JOB
The records below must be retyped exactly.

GIVEN DATA

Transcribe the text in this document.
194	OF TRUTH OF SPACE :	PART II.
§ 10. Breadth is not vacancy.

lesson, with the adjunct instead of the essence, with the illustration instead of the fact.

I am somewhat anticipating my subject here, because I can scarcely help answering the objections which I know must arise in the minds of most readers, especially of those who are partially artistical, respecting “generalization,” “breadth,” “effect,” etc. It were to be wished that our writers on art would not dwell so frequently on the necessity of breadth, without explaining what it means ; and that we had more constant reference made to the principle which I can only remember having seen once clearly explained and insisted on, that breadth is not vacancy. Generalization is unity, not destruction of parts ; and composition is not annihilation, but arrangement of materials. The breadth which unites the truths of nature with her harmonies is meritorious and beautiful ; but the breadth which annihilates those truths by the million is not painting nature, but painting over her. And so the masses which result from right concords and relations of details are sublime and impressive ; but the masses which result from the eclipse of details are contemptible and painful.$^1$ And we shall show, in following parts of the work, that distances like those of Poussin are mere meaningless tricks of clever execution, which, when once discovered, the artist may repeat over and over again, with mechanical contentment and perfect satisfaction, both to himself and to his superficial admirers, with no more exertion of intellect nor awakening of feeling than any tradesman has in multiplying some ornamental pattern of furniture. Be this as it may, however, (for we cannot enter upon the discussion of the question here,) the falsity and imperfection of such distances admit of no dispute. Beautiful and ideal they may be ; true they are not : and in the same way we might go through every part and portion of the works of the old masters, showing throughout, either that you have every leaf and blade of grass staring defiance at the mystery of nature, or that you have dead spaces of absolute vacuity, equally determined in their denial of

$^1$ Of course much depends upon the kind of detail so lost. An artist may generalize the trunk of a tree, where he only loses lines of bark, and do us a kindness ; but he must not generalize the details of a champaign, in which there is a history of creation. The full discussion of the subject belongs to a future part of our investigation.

TASK ANSWER
Transcribe the text in this document.
194	OF TRUTH OF SPACE :	PART II.
§ 10. Breadth is not vacancy.

lesson, with the adjunct instead of the essence, with the illustration instead of the fact.

I am somewhat anticipating my subject here, because I can scarcely help answering the objections which I know must arise in the minds of most readers, especially of those who are partially artistical, respecting “generalization,” “breadth,” “effect,” etc. It were to be wished that our writers on art would not dwell so frequently on the necessity of breadth, without explaining what it means ; and that we had more constant reference made to the principle which I can only remember having seen once clearly explained and insisted on, that breadth is not vacancy. Generalization is unity, not destruction of parts ; and composition is not annihilation, but arrangement of materials. The breadth which unites the truths of nature with her harmonies is meritorious and beautiful ; but the breadth which annihilates those truths by the million is not painting nature, but painting over her. And so the masses which result from right concords and relations of details are sublime and impressive ; but the masses which result from the eclipse of details are contemptible and painful.$^1$ And we shall show, in following parts of the work, that distances like those of Poussin are mere meaningless tricks of clever execution, which, when once discovered, the artist may repeat over and over again, with mechanical contentment and perfect satisfaction, both to himself and to his superficial admirers, with no more exertion of intellect nor awakening of feeling than any tradesman has in multiplying some ornamental pattern of furniture. Be this as it may, however, (for we cannot enter upon the discussion of the question here,) the falsity and imperfection of such distances admit of no dispute. Beautiful and ideal they may be ; true they are not : and in the same way we might go through every part and portion of the works of the old masters, showing throughout, either that you have every leaf and blade of grass staring defiance at the mystery of nature, or that you have dead spaces of absolute vacuity, equally determined in their denial of

$^1$ Of course much depends upon the kind of detail so lost. An artist may generalize the trunk of a tree, where he only loses lines of bark, and do us a kindness ; but he must not generalize the details of a champaign, in which there is a history of creation. The full discussion of the subject belongs to a future part of our investigation.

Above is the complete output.